>> START INFORMATION SHOWN

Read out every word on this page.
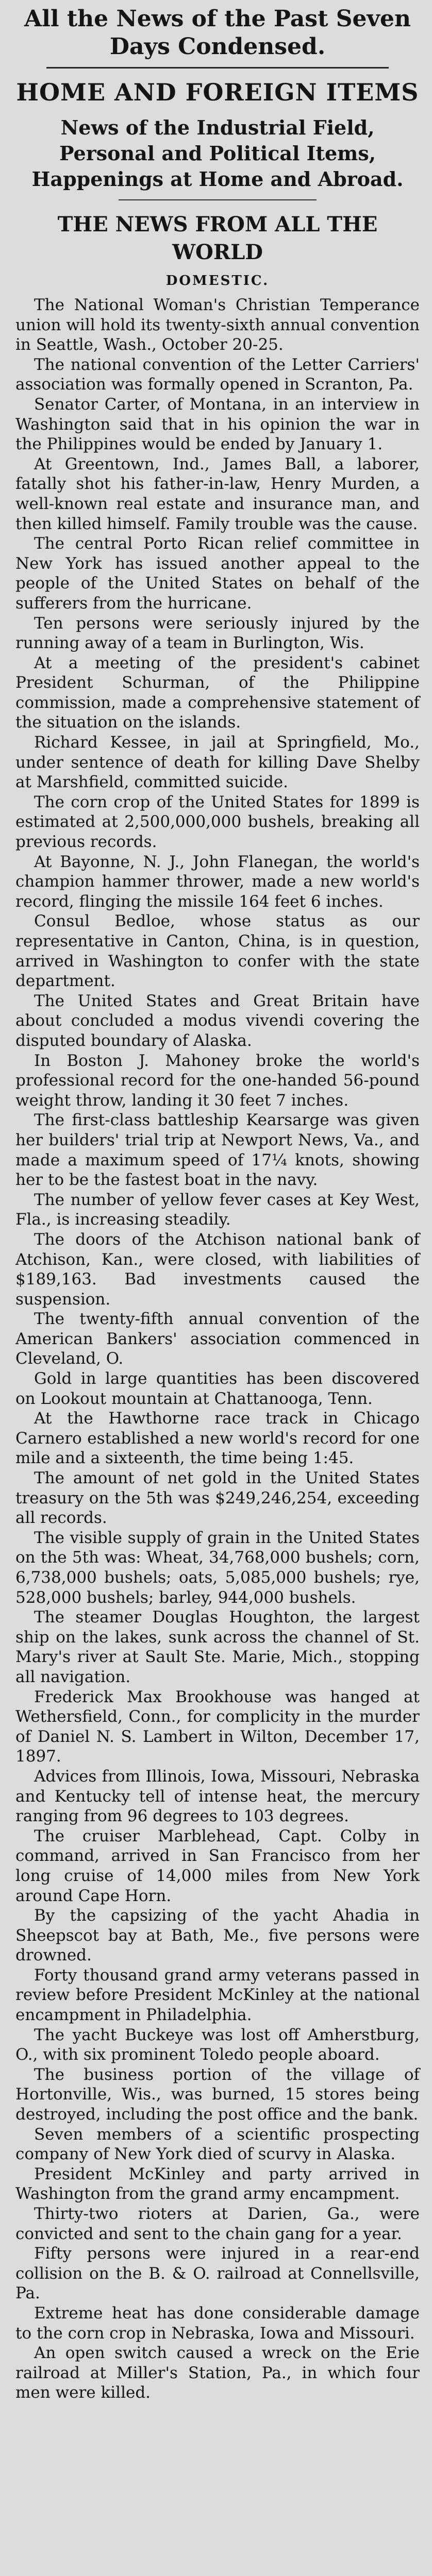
All the News of the Past Seven Days Condensed.
HOME AND FOREIGN ITEMS
News of the Industrial Field, Personal and Political Items, Happenings at Home and Abroad.
THE NEWS FROM ALL THE WORLD
DOMESTIC.

The National Woman's Christian Temperance union will hold its twenty-sixth annual convention in Seattle, Wash., October 20-25.

The national convention of the Letter Carriers' association was formally opened in Scranton, Pa.

Senator Carter, of Montana, in an interview in Washington said that in his opinion the war in the Philippines would be ended by January 1.

At Greentown, Ind., James Ball, a laborer, fatally shot his father-in-law, Henry Murden, a well-known real estate and insurance man, and then killed himself. Family trouble was the cause.

The central Porto Rican relief committee in New York has issued another appeal to the people of the United States on behalf of the sufferers from the hurricane.

Ten persons were seriously injured by the running away of a team in Burlington, Wis.

At a meeting of the president's cabinet President Schurman, of the Philippine commission, made a comprehensive statement of the situation on the islands.

Richard Kessee, in jail at Springfield, Mo., under sentence of death for killing Dave Shelby at Marshfield, committed suicide.

The corn crop of the United States for 1899 is estimated at 2,500,000,000 bushels, breaking all previous records.

At Bayonne, N. J., John Flanegan, the world's champion hammer thrower, made a new world's record, flinging the missile 164 feet 6 inches.

Consul Bedloe, whose status as our representative in Canton, China, is in question, arrived in Washington to confer with the state department.

The United States and Great Britain have about concluded a modus vivendi covering the disputed boundary of Alaska.

In Boston J. Mahoney broke the world's professional record for the one-handed 56-pound weight throw, landing it 30 feet 7 inches.

The first-class battleship Kearsarge was given her builders' trial trip at Newport News, Va., and made a maximum speed of 17¼ knots, showing her to be the fastest boat in the navy.

The number of yellow fever cases at Key West, Fla., is increasing steadily.

The doors of the Atchison national bank of Atchison, Kan., were closed, with liabilities of $189,163. Bad investments caused the suspension.

The twenty-fifth annual convention of the American Bankers' association commenced in Cleveland, O.

Gold in large quantities has been discovered on Lookout mountain at Chattanooga, Tenn.

At the Hawthorne race track in Chicago Carnero established a new world's record for one mile and a sixteenth, the time being 1:45.

The amount of net gold in the United States treasury on the 5th was $249,246,254, exceeding all records.

The visible supply of grain in the United States on the 5th was: Wheat, 34,768,000 bushels; corn, 6,738,000 bushels; oats, 5,085,000 bushels; rye, 528,000 bushels; barley, 944,000 bushels.

The steamer Douglas Houghton, the largest ship on the lakes, sunk across the channel of St. Mary's river at Sault Ste. Marie, Mich., stopping all navigation.

Frederick Max Brookhouse was hanged at Wethersfield, Conn., for complicity in the murder of Daniel N. S. Lambert in Wilton, December 17, 1897.

Advices from Illinois, Iowa, Missouri, Nebraska and Kentucky tell of intense heat, the mercury ranging from 96 degrees to 103 degrees.

The cruiser Marblehead, Capt. Colby in command, arrived in San Francisco from her long cruise of 14,000 miles from New York around Cape Horn.

By the capsizing of the yacht Ahadia in Sheepscot bay at Bath, Me., five persons were drowned.

Forty thousand grand army veterans passed in review before President McKinley at the national encampment in Philadelphia.

The yacht Buckeye was lost off Amherstburg, O., with six prominent Toledo people aboard.

The business portion of the village of Hortonville, Wis., was burned, 15 stores being destroyed, including the post office and the bank.

Seven members of a scientific prospecting company of New York died of scurvy in Alaska.

President McKinley and party arrived in Washington from the grand army encampment.

Thirty-two rioters at Darien, Ga., were convicted and sent to the chain gang for a year.

Fifty persons were injured in a rear-end collision on the B. & O. railroad at Connellsville, Pa.

Extreme heat has done considerable damage to the corn crop in Nebraska, Iowa and Missouri.

An open switch caused a wreck on the Erie railroad at Miller's Station, Pa., in which four men were killed.
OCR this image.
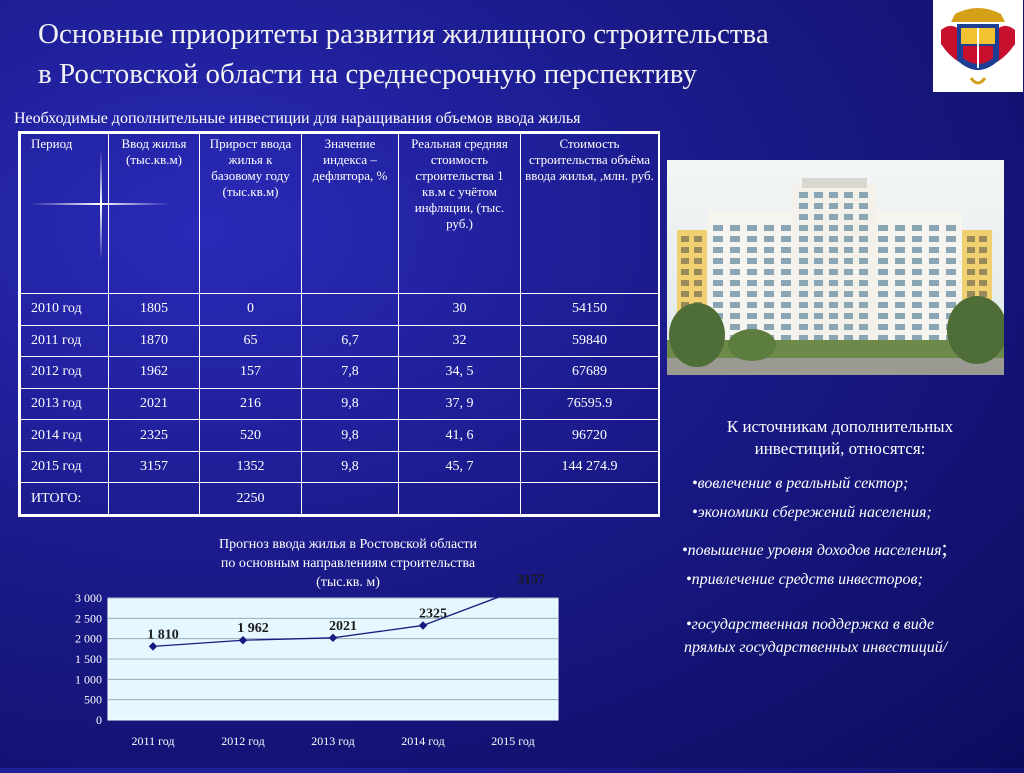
Основные приоритеты развития жилищного строительства
в Ростовской области на среднесрочную перспективу
Необходимые дополнительные инвестиции для наращивания объемов ввода жилья
Период	Ввод жилья (тыс.кв.м)	Прирост ввода жилья к базовому году (тыс.кв.м)	Значение индекса – дефлятора, %	Реальная средняя стоимость строительства 1 кв.м с учётом инфляции, (тыс. руб.)	Стоимость строительства объёма ввода жилья, ,млн. руб.
2010 год	1805	0		30	54150
2011 год	1870	65	6,7	32	59840
2012 год	1962	157	7,8	34, 5	67689
2013 год	2021	216	9,8	37, 9	76595.9
2014 год	2325	520	9,8	41, 6	96720
2015 год	3157	1352	9,8	45, 7	144 274.9
ИТОГО:		2250			
К источникам дополнительных инвестиций, относятся:
•вовлечение в реальный сектор;
•экономики сбережений населения;
•повышение уровня доходов населения;
•привлечение средств инвесторов;
•государственная поддержка в виде
прямых государственных инвестиций/
Прогноз ввода жилья в Ростовской области
по основным направлениям строительства
(тыс.кв. м)
0
500
1 000
1 500
2 000
2 500
3 000
2011 год	2012 год	2013 год	2014 год	2015 год
1 810	1 962	2021
2325
3157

>> END INFORMATION SHOWN

Select and copy each line from the data that includes the word "Seven".

All the News of the Past Seven Days Condensed.
Seven members of a scientific prospecting company of New York died of scurvy in Alaska.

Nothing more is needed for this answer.